[Data for the task]:

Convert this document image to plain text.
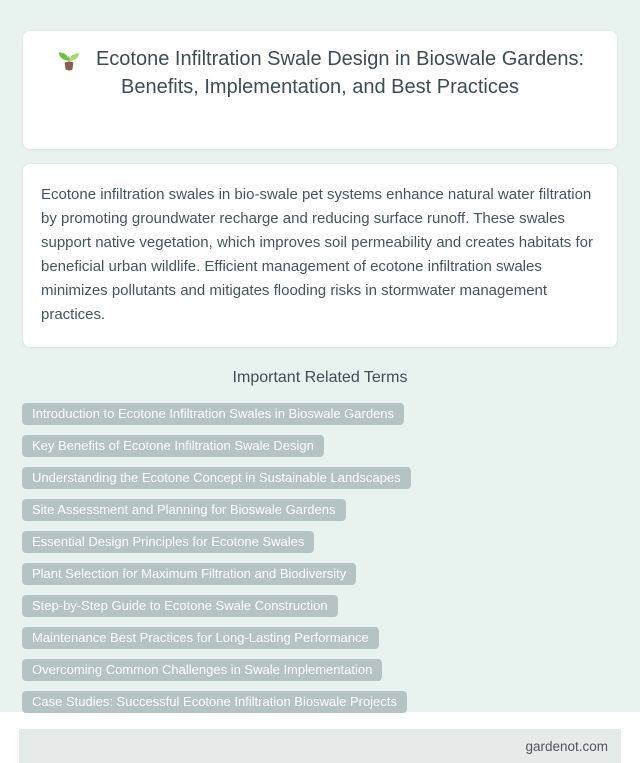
Ecotone Infiltration Swale Design in Bioswale Gardens: Benefits, Implementation, and Best Practices

Ecotone infiltration swales in bio-swale pet systems enhance natural water filtration by promoting groundwater recharge and reducing surface runoff. These swales support native vegetation, which improves soil permeability and creates habitats for beneficial urban wildlife. Efficient management of ecotone infiltration swales minimizes pollutants and mitigates flooding risks in stormwater management practices.

Important Related Terms
Introduction to Ecotone Infiltration Swales in Bioswale Gardens
Key Benefits of Ecotone Infiltration Swale Design
Understanding the Ecotone Concept in Sustainable Landscapes
Site Assessment and Planning for Bioswale Gardens
Essential Design Principles for Ecotone Swales
Plant Selection for Maximum Filtration and Biodiversity
Step-by-Step Guide to Ecotone Swale Construction
Maintenance Best Practices for Long-Lasting Performance
Overcoming Common Challenges in Swale Implementation
Case Studies: Successful Ecotone Infiltration Bioswale Projects
gardenot.com
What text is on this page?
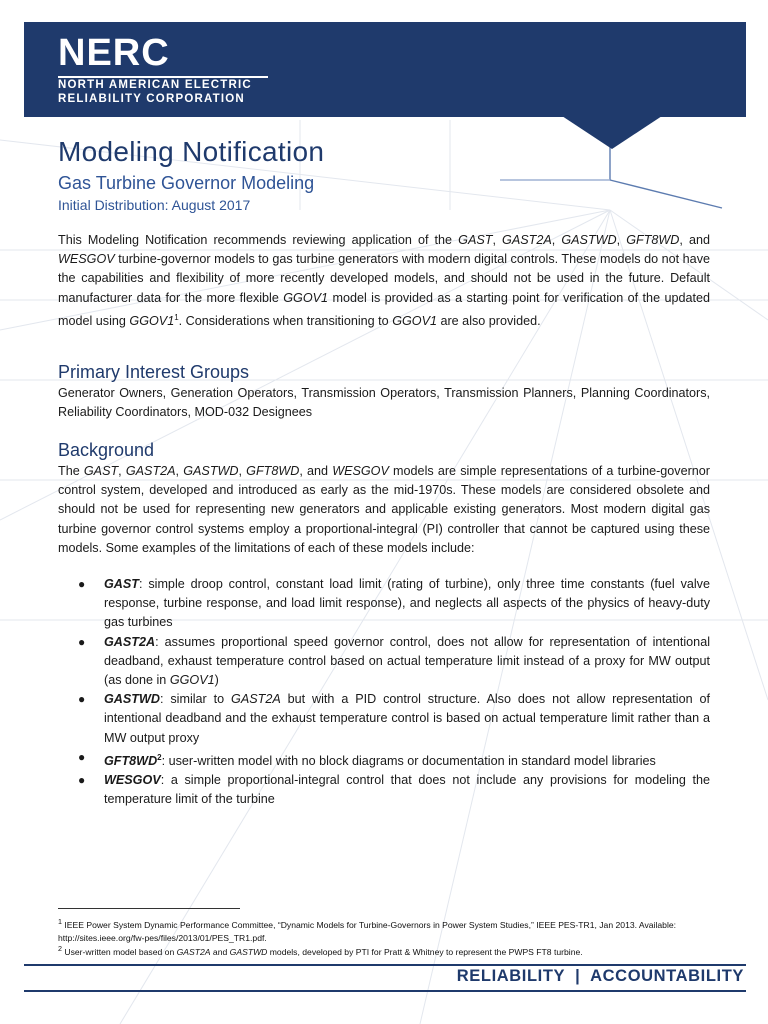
NERC
NORTH AMERICAN ELECTRIC
RELIABILITY CORPORATION
Modeling Notification
Gas Turbine Governor Modeling
Initial Distribution: August 2017
This Modeling Notification recommends reviewing application of the GAST, GAST2A, GASTWD, GFT8WD, and WESGOV turbine-governor models to gas turbine generators with modern digital controls. These models do not have the capabilities and flexibility of more recently developed models, and should not be used in the future. Default manufacturer data for the more flexible GGOV1 model is provided as a starting point for verification of the updated model using $GGOV1^1$. Considerations when transitioning to GGOV1 are also provided.
Primary Interest Groups
Generator Owners, Generation Operators, Transmission Operators, Transmission Planners, Planning Coordinators, Reliability Coordinators, MOD-032 Designees
Background
The GAST, GAST2A, GASTWD, GFT8WD, and WESGOV models are simple representations of a turbine-governor control system, developed and introduced as early as the mid-1970s. These models are considered obsolete and should not be used for representing new generators and applicable existing generators. Most modern digital gas turbine governor control systems employ a proportional-integral (PI) controller that cannot be captured using these models. Some examples of the limitations of each of these models include:
● GAST: simple droop control, constant load limit (rating of turbine), only three time constants (fuel valve response, turbine response, and load limit response), and neglects all aspects of the physics of heavy-duty gas turbines
● GAST2A: assumes proportional speed governor control, does not allow for representation of intentional deadband, exhaust temperature control based on actual temperature limit instead of a proxy for MW output (as done in GGOV1)
● GASTWD: similar to GAST2A but with a PID control structure. Also does not allow representation of intentional deadband and the exhaust temperature control is based on actual temperature limit rather than a MW output proxy
● $GFT8WD^2$: user-written model with no block diagrams or documentation in standard model libraries
● WESGOV: a simple proportional-integral control that does not include any provisions for modeling the temperature limit of the turbine
$^1$ IEEE Power System Dynamic Performance Committee, “Dynamic Models for Turbine-Governors in Power System Studies,” IEEE PES-TR1, Jan 2013. Available: http://sites.ieee.org/fw-pes/files/2013/01/PES_TR1.pdf.
$^2$ User-written model based on GAST2A and GASTWD models, developed by PTI for Pratt & Whitney to represent the PWPS FT8 turbine.
RELIABILITY  |  ACCOUNTABILITY
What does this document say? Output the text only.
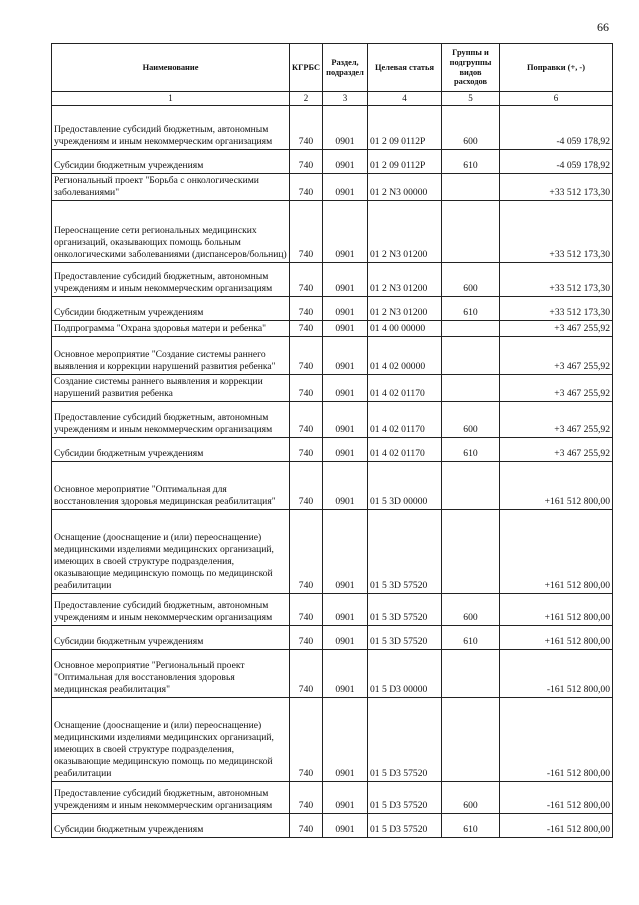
66
Наименование	КГРБС	Раздел, подраздел	Целевая статья	Группы и подгруппы видов расходов	Поправки (+, -)
1	2	3	4	5	6
Предоставление субсидий бюджетным, автономным учреждениям и иным некоммерческим организациям	740	0901	01 2 09 0112Р	600	-4 059 178,92
Субсидии бюджетным учреждениям	740	0901	01 2 09 0112Р	610	-4 059 178,92
Региональный проект "Борьба с онкологическими заболеваниями"	740	0901	01 2 N3 00000		+33 512 173,30
Переоснащение сети региональных медицинских организаций, оказывающих помощь больным онкологическими заболеваниями (диспансеров/больниц)	740	0901	01 2 N3 01200		+33 512 173,30
Предоставление субсидий бюджетным, автономным учреждениям и иным некоммерческим организациям	740	0901	01 2 N3 01200	600	+33 512 173,30
Субсидии бюджетным учреждениям	740	0901	01 2 N3 01200	610	+33 512 173,30
Подпрограмма "Охрана здоровья матери и ребенка"	740	0901	01 4 00 00000		+3 467 255,92
Основное мероприятие "Создание системы раннего выявления и коррекции нарушений развития ребенка"	740	0901	01 4 02 00000		+3 467 255,92
Создание системы раннего выявления и коррекции нарушений развития ребенка	740	0901	01 4 02 01170		+3 467 255,92
Предоставление субсидий бюджетным, автономным учреждениям и иным некоммерческим организациям	740	0901	01 4 02 01170	600	+3 467 255,92
Субсидии бюджетным учреждениям	740	0901	01 4 02 01170	610	+3 467 255,92
Основное мероприятие "Оптимальная для восстановления здоровья медицинская реабилитация"	740	0901	01 5 3D 00000		+161 512 800,00
Оснащение (дооснащение и (или) переоснащение) медицинскими изделиями медицинских организаций, имеющих в своей структуре подразделения, оказывающие медицинскую помощь по медицинской реабилитации	740	0901	01 5 3D 57520		+161 512 800,00
Предоставление субсидий бюджетным, автономным учреждениям и иным некоммерческим организациям	740	0901	01 5 3D 57520	600	+161 512 800,00
Субсидии бюджетным учреждениям	740	0901	01 5 3D 57520	610	+161 512 800,00
Основное мероприятие "Региональный проект "Оптимальная для восстановления здоровья медицинская реабилитация"	740	0901	01 5 D3 00000		-161 512 800,00
Оснащение (дооснащение и (или) переоснащение) медицинскими изделиями медицинских организаций, имеющих в своей структуре подразделения, оказывающие медицинскую помощь по медицинской реабилитации	740	0901	01 5 D3 57520		-161 512 800,00
Предоставление субсидий бюджетным, автономным учреждениям и иным некоммерческим организациям	740	0901	01 5 D3 57520	600	-161 512 800,00
Субсидии бюджетным учреждениям	740	0901	01 5 D3 57520	610	-161 512 800,00
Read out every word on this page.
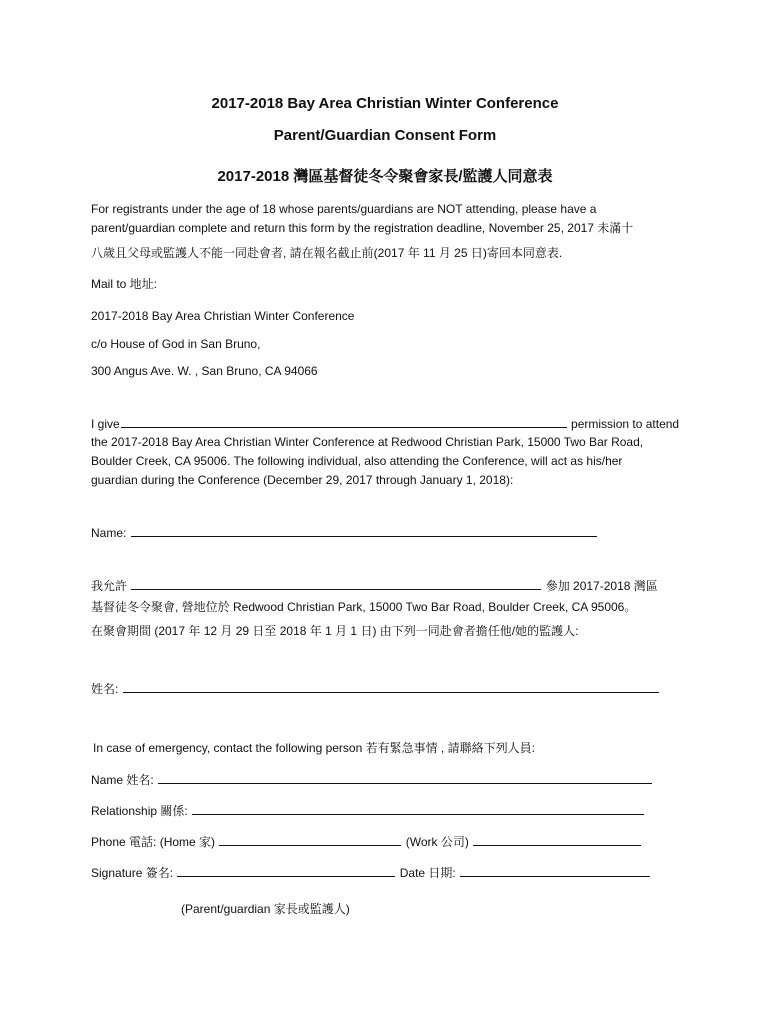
2017-2018 Bay Area Christian Winter Conference
Parent/Guardian Consent Form
2017-2018 灣區基督徒冬令聚會家長/監護人同意表
For registrants under the age of 18 whose parents/guardians are NOT attending, please have a
parent/guardian complete and return this form by the registration deadline, November 25, 2017 未滿十
八歲且父母或監護人不能一同赴會者, 請在報名截止前(2017 年 11 月 25 日)寄回本同意表.
Mail to 地址:
2017-2018 Bay Area Christian Winter Conference
c/o House of God in San Bruno,
300 Angus Ave. W. , San Bruno, CA 94066
I give	permission to attend
the 2017-2018 Bay Area Christian Winter Conference at Redwood Christian Park, 15000 Two Bar Road,
Boulder Creek, CA 95006. The following individual, also attending the Conference, will act as his/her
guardian during the Conference (December 29, 2017 through January 1, 2018):
Name:
我允許	參加 2017-2018 灣區
基督徒冬令聚會, 營地位於 Redwood Christian Park, 15000 Two Bar Road, Boulder Creek, CA 95006。
在聚會期間 (2017 年 12 月 29 日至 2018 年 1 月 1 日) 由下列一同赴會者擔任他/她的監護人:
姓名:
In case of emergency, contact the following person 若有緊急事情 , 請聯絡下列人員:
Name 姓名:
Relationship 關係:
Phone 電話: (Home 家)	(Work 公司)
Signature 簽名:	Date 日期:
(Parent/guardian 家長或監護人)
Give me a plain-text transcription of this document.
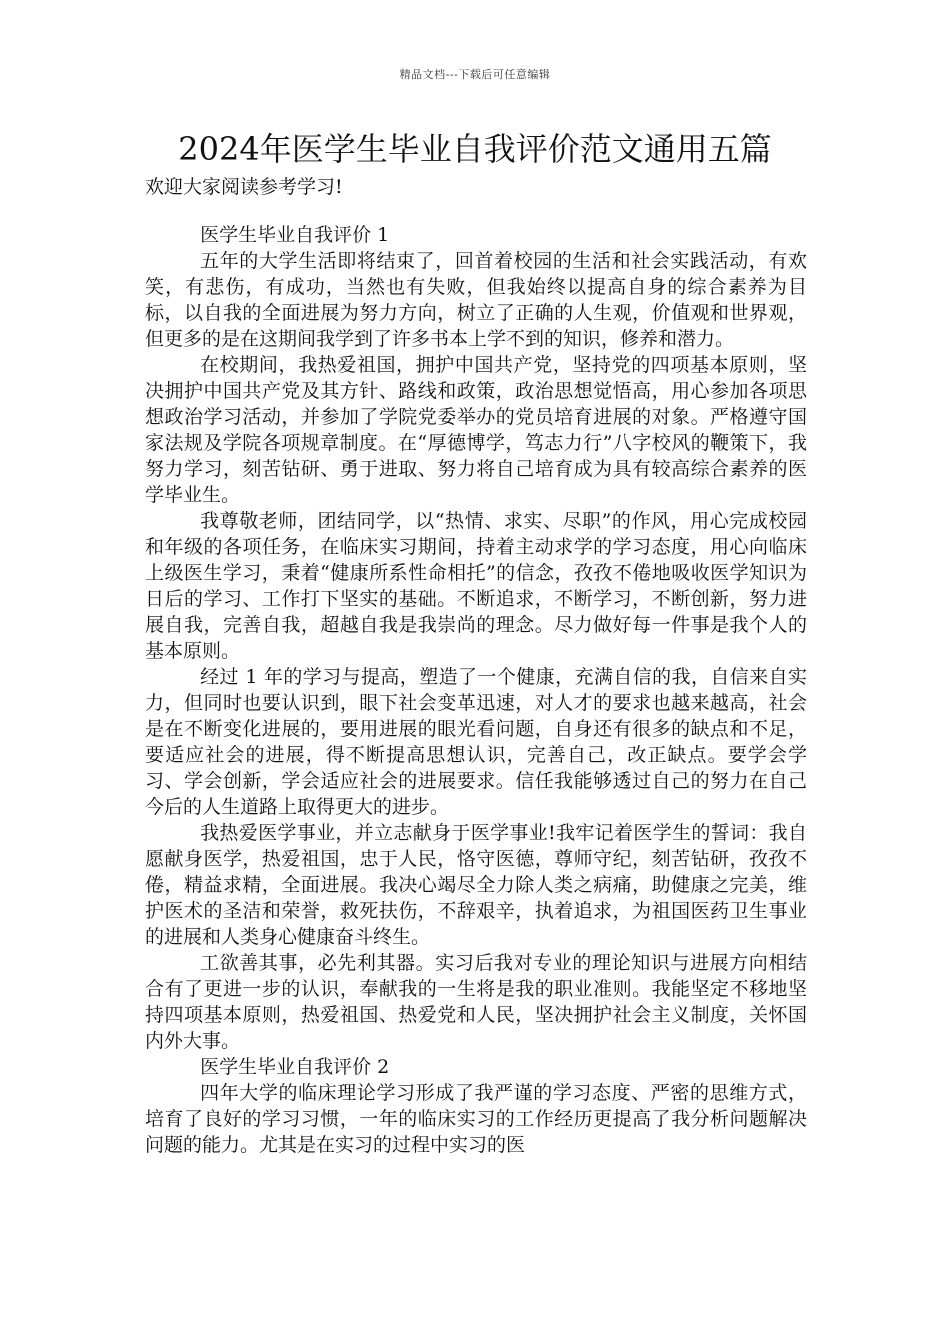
精品文档---下载后可任意编辑
2024年医学生毕业自我评价范文通用五篇

欢迎大家阅读参考学习!

医学生毕业自我评价 1

五年的大学生活即将结束了，回首着校园的生活和社会实践活动，有欢笑，有悲伤，有成功，当然也有失败，但我始终以提高自身的综合素养为目标，以自我的全面进展为努力方向，树立了正确的人生观，价值观和世界观，但更多的是在这期间我学到了许多书本上学不到的知识，修养和潜力。

在校期间，我热爱祖国，拥护中国共产党，坚持党的四项基本原则，坚决拥护中国共产党及其方针、路线和政策，政治思想觉悟高，用心参加各项思想政治学习活动，并参加了学院党委举办的党员培育进展的对象。严格遵守国家法规及学院各项规章制度。在“厚德博学，笃志力行”八字校风的鞭策下，我努力学习，刻苦钻研、勇于进取、努力将自己培育成为具有较高综合素养的医学毕业生。

我尊敬老师，团结同学，以“热情、求实、尽职”的作风，用心完成校园和年级的各项任务，在临床实习期间，持着主动求学的学习态度，用心向临床上级医生学习，秉着“健康所系性命相托”的信念，孜孜不倦地吸收医学知识为日后的学习、工作打下坚实的基础。不断追求，不断学习，不断创新，努力进展自我，完善自我，超越自我是我崇尚的理念。尽力做好每一件事是我个人的基本原则。

经过 1 年的学习与提高，塑造了一个健康，充满自信的我，自信来自实力，但同时也要认识到，眼下社会变革迅速，对人才的要求也越来越高，社会是在不断变化进展的，要用进展的眼光看问题，自身还有很多的缺点和不足，要适应社会的进展，得不断提高思想认识，完善自己，改正缺点。要学会学习、学会创新，学会适应社会的进展要求。信任我能够透过自己的努力在自己今后的人生道路上取得更大的进步。

我热爱医学事业，并立志献身于医学事业!我牢记着医学生的誓词：我自愿献身医学，热爱祖国，忠于人民，恪守医德，尊师守纪，刻苦钻研，孜孜不倦，精益求精，全面进展。我决心竭尽全力除人类之病痛，助健康之完美，维护医术的圣洁和荣誉，救死扶伤，不辞艰辛，执着追求，为祖国医药卫生事业的进展和人类身心健康奋斗终生。

工欲善其事，必先利其器。实习后我对专业的理论知识与进展方向相结合有了更进一步的认识，奉献我的一生将是我的职业准则。我能坚定不移地坚持四项基本原则，热爱祖国、热爱党和人民，坚决拥护社会主义制度，关怀国内外大事。

医学生毕业自我评价 2

四年大学的临床理论学习形成了我严谨的学习态度、严密的思维方式，培育了良好的学习习惯，一年的临床实习的工作经历更提高了我分析问题解决问题的能力。尤其是在实习的过程中实习的医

[Required task]: Return each line that includes "помощь".

[Response]:
Переоснащение сети региональных медицинских организаций, оказывающих помощь больным онкологическими заболеваниями (диспансеров/больниц)	740	0901	01 2 N3 01200		+33 512 173,30
Оснащение (дооснащение и (или) переоснащение) медицинскими изделиями медицинских организаций, имеющих в своей структуре подразделения, оказывающие медицинскую помощь по медицинской реабилитации	740	0901	01 5 3D 57520		+161 512 800,00
Оснащение (дооснащение и (или) переоснащение) медицинскими изделиями медицинских организаций, имеющих в своей структуре подразделения, оказывающие медицинскую помощь по медицинской реабилитации	740	0901	01 5 D3 57520		-161 512 800,00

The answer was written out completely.